PAGE TEXT:
No Merger Of Legal Responsibilities

 

 

The liabilities and indemnities created in this Article shall be deemed to apply to, and shall not merge in, all assignments, transfers, conveyances, novations, trust agreements and other documents conveying any of the Assets from the Vendor to the Purchaser, notwithstanding the terms of such assignments, transfers, conveyances, novations and other documents, the Regulations or any rule of law or equity to the contrary, and all such rules are hereby waived.

 

11.6

Substitution And Subrogation

 

 

Insofar as is possible, each Party shall have full rights of substitution and subrogation in and to all covenants, representations and warranties by others previously given or made in respect of the Assets or any of them.

 

11.7

Responsibility Extends To Legal Costs

 

 

Notwithstanding any provision to the contrary contained in this Article, references to costs in the liability and indemnification obligations prescribed in this Agreement shall be deemed to include reasonable legal costs on a solicitor-client basis.

 

 
24

 

ARTICLE 12
WAIVER

12.1

Waiver Must Be In Writing

 

 

No waiver by any Party of any breach (whether actual or anticipated) of any of the terms, conditions, representations or warranties contained herein shall take effect or be binding upon that Party unless the waiver is expressed in writing under the authority of that Party. Any waiver so given shall extend only to the particular breach so waived and shall not limit or affect any rights with respect to any other or future breach.

 

ARTICLE 13
ASSIGNMENT

 

13.1

Assignments Before Closing

 

 

Prior to Closing, neither Party may assign its interest in or under this Agreement or to the Assets without the prior written consent of the other Party, except as may be required by the Vendor to comply with its obligations respecting any preferential rights, as provided in Article 7.

 

13.2

Assignments By Purchaser After Closing

 

 

No assignment, transfer or other disposition of this Agreement or all or any portion of the Assets by the Purchaser after Closing shall relieve the Purchaser from its obligations to the Vendor herein. The Vendor shall have the option to claim payment or performance of such obligations from the Purchaser or the assignee or transferee, and to bring proceedings in the event of default against either or all of them, provided that nothing herein shall entitle the Vendor to receive duplicate payment or performance of the same obligation.

STORED ROWS:
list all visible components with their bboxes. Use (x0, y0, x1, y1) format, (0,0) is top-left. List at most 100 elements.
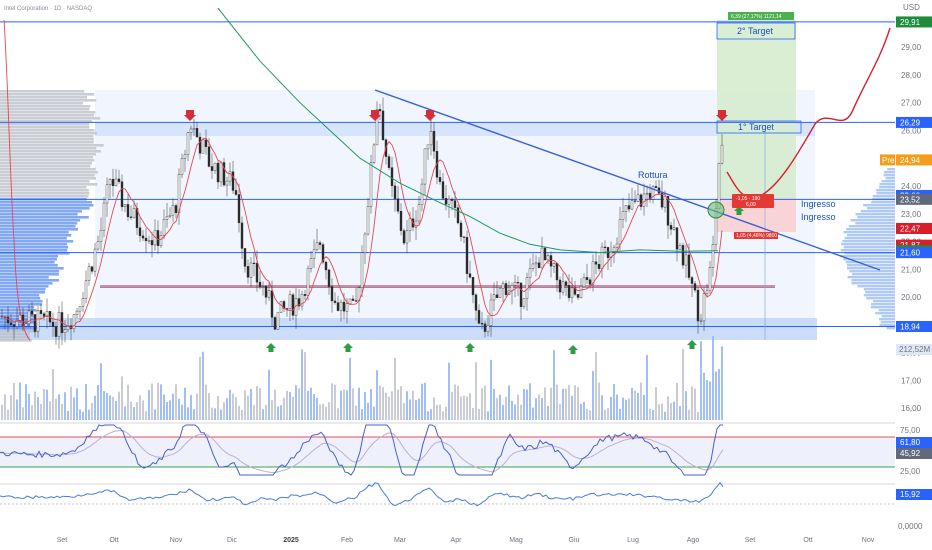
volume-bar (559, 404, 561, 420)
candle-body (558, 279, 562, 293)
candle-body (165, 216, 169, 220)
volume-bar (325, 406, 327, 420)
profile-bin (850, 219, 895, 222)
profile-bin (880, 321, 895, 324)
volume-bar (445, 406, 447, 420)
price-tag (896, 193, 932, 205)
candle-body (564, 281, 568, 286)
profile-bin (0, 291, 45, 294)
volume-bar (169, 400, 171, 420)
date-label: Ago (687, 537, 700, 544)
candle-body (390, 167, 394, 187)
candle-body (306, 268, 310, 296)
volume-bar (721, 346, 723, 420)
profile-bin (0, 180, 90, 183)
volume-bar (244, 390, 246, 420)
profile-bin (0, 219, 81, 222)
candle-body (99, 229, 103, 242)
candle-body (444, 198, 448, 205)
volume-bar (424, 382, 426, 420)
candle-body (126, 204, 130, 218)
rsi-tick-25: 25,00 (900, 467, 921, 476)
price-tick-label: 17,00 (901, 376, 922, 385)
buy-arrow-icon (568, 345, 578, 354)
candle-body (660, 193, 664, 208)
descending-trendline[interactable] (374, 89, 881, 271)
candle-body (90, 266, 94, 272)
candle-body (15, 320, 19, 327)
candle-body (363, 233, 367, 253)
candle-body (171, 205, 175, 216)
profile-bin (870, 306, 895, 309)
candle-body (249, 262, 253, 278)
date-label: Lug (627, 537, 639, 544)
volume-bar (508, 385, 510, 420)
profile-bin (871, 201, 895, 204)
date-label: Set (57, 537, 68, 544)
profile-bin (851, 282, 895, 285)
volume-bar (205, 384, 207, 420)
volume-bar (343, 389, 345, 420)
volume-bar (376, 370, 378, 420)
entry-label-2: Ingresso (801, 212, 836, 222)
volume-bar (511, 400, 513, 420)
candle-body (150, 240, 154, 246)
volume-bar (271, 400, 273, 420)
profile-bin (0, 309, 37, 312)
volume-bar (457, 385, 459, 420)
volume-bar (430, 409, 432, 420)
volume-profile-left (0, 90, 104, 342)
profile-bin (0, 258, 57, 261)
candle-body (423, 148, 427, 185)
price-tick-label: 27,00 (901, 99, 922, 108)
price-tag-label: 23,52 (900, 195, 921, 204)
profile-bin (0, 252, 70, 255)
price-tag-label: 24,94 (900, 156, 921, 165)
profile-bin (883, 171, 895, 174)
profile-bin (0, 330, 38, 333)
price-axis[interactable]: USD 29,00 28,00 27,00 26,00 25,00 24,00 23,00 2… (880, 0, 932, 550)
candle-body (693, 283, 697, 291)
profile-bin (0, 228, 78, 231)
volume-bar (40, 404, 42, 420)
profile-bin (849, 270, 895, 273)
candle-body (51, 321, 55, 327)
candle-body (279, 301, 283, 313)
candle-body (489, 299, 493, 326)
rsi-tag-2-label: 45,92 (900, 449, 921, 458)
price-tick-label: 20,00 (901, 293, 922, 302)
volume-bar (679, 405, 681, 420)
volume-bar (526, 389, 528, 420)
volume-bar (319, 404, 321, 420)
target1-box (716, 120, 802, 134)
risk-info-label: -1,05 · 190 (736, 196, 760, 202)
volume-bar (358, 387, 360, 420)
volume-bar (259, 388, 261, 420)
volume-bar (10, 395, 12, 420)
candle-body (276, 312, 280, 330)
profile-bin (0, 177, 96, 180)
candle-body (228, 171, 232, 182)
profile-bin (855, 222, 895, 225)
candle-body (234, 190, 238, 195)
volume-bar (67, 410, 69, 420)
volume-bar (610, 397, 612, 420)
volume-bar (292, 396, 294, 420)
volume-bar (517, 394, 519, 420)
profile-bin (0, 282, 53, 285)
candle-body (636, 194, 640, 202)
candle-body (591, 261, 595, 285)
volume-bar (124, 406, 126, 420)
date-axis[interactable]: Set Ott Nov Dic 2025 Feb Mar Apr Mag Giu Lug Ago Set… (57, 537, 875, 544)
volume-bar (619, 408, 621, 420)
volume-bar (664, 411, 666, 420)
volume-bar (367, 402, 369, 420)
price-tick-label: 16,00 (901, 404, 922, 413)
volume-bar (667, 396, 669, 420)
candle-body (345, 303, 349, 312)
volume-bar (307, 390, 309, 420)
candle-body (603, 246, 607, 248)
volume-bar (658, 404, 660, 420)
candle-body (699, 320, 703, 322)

---

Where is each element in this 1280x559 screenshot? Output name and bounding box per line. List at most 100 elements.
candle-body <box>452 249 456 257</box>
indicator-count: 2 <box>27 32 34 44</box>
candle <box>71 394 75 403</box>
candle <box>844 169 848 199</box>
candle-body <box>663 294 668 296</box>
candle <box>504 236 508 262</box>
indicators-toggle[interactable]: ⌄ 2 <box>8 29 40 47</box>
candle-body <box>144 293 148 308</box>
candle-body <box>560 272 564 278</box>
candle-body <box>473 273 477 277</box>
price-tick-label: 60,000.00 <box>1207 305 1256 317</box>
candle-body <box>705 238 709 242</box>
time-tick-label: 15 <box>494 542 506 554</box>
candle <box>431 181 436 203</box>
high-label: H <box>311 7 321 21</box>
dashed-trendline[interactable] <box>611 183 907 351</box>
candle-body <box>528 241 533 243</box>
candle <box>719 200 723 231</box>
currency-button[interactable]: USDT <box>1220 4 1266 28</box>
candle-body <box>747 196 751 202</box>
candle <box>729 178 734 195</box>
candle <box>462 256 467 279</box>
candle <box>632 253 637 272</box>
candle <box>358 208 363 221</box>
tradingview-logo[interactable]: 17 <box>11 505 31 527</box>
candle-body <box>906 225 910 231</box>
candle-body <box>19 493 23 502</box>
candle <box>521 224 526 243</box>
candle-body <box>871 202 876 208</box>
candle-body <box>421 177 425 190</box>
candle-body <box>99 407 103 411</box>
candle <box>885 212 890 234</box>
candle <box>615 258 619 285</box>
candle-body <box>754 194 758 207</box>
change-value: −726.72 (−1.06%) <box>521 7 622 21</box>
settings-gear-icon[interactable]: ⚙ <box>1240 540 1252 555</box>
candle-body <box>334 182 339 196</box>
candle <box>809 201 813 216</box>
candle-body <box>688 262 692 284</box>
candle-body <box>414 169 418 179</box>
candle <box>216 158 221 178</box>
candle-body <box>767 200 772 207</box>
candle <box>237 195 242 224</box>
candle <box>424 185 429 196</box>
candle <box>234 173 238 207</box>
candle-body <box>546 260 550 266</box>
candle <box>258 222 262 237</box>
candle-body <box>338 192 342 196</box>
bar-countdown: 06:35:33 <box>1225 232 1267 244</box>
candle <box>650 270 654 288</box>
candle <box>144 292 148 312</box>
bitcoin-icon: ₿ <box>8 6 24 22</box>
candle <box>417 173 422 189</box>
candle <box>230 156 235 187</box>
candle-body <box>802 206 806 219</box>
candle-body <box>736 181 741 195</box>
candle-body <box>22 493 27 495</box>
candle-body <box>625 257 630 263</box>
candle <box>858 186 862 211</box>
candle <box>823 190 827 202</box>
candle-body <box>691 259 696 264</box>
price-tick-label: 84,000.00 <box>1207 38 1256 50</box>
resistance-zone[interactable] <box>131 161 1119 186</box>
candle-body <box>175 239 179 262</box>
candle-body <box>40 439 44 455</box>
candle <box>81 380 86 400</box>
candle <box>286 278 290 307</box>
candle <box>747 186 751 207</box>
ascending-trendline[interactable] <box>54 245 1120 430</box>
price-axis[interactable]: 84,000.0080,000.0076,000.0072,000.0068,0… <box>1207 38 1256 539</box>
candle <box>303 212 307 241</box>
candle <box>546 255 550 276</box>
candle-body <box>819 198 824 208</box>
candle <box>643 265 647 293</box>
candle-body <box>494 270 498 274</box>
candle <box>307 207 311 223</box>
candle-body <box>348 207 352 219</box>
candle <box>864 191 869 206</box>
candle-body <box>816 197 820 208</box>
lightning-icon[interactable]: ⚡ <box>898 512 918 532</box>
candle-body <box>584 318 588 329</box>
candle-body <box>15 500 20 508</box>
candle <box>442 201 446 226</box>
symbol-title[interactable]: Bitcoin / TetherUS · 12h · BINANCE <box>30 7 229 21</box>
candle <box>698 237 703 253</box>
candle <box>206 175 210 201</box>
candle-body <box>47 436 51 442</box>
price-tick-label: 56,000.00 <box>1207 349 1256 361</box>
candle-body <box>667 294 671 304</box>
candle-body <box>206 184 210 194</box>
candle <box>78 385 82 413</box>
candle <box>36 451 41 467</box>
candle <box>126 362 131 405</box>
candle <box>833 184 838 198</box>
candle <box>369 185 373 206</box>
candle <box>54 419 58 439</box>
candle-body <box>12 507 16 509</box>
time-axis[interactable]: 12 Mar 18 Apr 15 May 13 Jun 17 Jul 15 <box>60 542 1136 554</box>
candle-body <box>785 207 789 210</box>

---

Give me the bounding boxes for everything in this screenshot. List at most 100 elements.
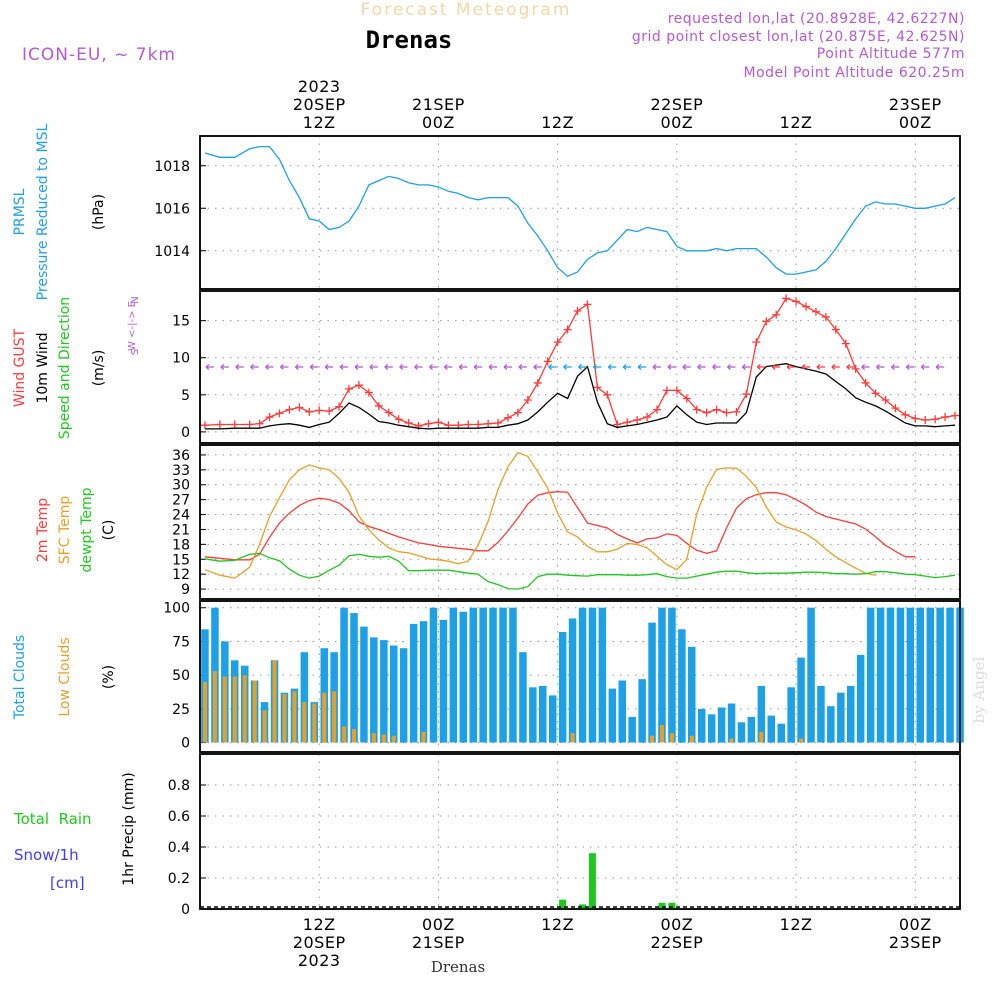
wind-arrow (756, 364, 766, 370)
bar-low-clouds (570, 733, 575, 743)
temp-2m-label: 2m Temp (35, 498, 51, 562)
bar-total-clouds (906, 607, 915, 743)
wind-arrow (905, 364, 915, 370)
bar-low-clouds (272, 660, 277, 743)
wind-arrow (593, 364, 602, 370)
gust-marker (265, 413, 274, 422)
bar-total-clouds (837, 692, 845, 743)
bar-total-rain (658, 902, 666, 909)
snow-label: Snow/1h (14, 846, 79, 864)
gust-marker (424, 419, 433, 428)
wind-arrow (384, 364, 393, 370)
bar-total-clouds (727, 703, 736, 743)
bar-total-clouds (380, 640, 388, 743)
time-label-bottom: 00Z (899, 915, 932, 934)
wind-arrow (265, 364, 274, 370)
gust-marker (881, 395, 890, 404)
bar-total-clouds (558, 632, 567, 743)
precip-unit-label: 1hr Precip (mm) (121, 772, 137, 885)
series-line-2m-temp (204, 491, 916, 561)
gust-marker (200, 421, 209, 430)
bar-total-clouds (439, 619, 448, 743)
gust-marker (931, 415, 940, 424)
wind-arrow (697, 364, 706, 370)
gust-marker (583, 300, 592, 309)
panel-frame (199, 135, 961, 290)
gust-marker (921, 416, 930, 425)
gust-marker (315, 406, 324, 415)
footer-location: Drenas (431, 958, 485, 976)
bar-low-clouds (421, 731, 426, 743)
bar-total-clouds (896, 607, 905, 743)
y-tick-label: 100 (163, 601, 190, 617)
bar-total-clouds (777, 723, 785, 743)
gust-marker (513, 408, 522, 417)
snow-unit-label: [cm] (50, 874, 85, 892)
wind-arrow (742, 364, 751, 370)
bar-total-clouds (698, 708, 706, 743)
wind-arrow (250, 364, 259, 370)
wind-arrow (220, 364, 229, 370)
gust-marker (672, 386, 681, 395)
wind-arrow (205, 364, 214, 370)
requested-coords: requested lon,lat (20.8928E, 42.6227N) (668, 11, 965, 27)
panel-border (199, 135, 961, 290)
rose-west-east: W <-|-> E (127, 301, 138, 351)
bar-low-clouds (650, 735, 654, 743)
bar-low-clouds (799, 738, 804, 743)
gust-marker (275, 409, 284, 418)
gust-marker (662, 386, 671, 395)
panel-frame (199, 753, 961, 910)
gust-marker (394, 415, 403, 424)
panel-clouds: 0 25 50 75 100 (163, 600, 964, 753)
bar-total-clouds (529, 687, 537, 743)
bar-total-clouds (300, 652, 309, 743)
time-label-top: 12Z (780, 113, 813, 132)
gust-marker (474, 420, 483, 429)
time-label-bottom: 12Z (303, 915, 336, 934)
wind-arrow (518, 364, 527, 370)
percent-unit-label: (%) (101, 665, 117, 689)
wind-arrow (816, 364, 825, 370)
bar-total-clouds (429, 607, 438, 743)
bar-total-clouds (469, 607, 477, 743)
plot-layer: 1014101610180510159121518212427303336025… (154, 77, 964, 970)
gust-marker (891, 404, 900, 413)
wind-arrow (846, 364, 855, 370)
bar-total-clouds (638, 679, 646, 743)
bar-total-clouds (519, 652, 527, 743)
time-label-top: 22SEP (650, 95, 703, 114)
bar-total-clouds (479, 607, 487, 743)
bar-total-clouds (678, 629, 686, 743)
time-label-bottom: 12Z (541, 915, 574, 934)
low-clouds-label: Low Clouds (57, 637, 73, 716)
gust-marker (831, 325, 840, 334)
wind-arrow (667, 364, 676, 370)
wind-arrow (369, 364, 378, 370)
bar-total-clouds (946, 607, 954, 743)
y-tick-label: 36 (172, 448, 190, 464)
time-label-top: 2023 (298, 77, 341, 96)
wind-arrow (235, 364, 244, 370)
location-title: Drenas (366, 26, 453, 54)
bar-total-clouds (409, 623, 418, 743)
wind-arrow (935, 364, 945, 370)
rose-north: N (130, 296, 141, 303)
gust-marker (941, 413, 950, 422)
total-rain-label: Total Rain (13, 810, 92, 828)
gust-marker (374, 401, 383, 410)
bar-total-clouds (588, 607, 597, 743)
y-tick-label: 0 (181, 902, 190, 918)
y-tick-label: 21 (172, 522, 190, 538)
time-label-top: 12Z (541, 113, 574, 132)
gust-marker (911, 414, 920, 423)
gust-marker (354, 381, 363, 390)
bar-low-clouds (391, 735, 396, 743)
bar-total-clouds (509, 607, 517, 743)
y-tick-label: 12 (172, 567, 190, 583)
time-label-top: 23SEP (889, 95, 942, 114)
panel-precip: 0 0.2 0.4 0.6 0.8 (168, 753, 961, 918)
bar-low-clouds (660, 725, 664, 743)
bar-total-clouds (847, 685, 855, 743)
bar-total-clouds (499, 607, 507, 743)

SET EXERCISE 1:
Answer these questions from the agreement excerpt:
(a) On what basis are reasonable legal costs included in references to costs?
(b) How must a waiver be expressed to bind the Party giving it?
(c) Before Closing, what does a Party need in order to assign its interest?
SET EXERCISE 2: Set down the part of the agreement excerpt starting at "Waiver Must Be" and ending at "or future breach.".
The rows are separate material from the agreement excerpt.

FULL OUTPUT 1:
(a) On a solicitor-client basis.
(b) In writing under the authority of that Party.
(c) The prior written consent of the other Party.

FULL OUTPUT 2:
Waiver Must Be In Writing

 

 

No waiver by any Party of any breach (whether actual or anticipated) of any of the terms, conditions, representations or warranties contained herein shall take effect or be binding upon that Party unless the waiver is expressed in writing under the authority of that Party. Any waiver so given shall extend only to the particular breach so waived and shall not limit or affect any rights with respect to any other or future breach.